Collection entries:
- - -

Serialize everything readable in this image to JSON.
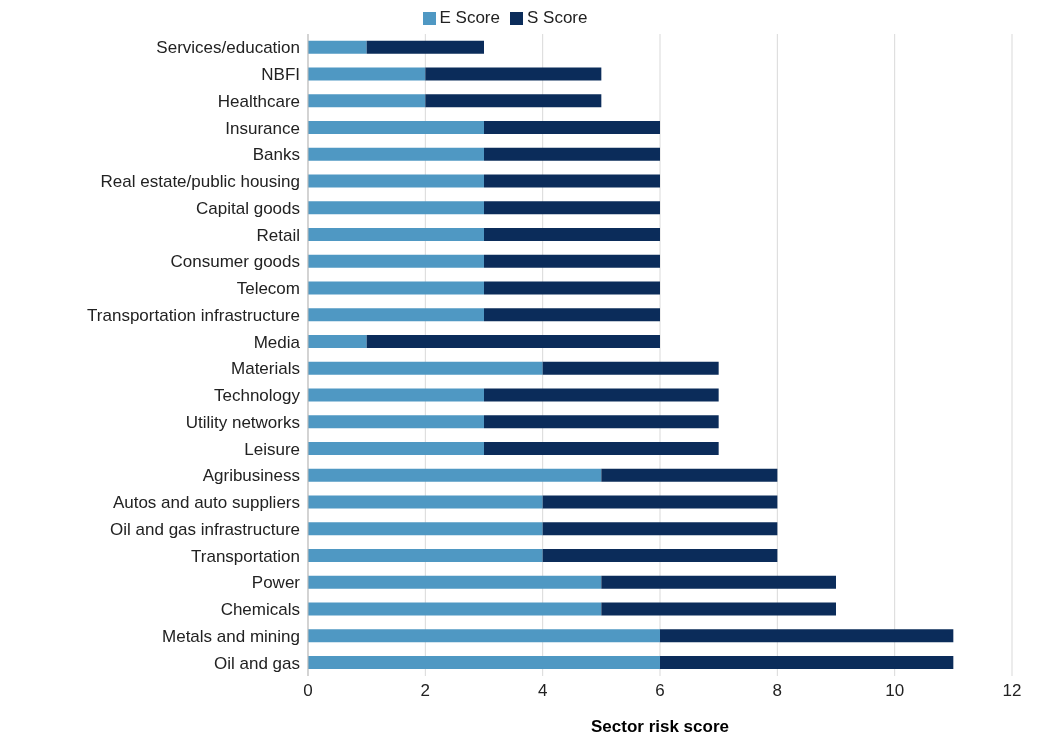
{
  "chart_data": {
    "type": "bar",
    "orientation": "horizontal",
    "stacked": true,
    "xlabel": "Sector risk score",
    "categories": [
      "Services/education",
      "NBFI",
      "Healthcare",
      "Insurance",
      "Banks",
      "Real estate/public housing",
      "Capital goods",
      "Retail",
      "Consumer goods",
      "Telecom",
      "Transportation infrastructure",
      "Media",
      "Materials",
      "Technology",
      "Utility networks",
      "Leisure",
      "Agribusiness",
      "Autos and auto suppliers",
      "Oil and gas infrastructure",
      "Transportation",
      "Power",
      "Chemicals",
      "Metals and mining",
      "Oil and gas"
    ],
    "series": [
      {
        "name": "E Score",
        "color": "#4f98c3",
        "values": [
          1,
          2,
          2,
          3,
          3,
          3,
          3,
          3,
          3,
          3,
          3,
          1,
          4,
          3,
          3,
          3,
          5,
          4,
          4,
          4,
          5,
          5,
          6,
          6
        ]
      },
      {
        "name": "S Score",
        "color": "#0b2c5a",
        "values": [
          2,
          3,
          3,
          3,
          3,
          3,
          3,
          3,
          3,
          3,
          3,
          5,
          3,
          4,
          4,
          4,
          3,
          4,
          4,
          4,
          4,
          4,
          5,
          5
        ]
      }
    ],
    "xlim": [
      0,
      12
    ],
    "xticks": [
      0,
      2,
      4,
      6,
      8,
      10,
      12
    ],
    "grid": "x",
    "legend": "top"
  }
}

- - -

Exercise directions ▸ Looking at the material above, count the lines containing the string "infrastructure" and reply with the count alone.

Solution below ▸ 2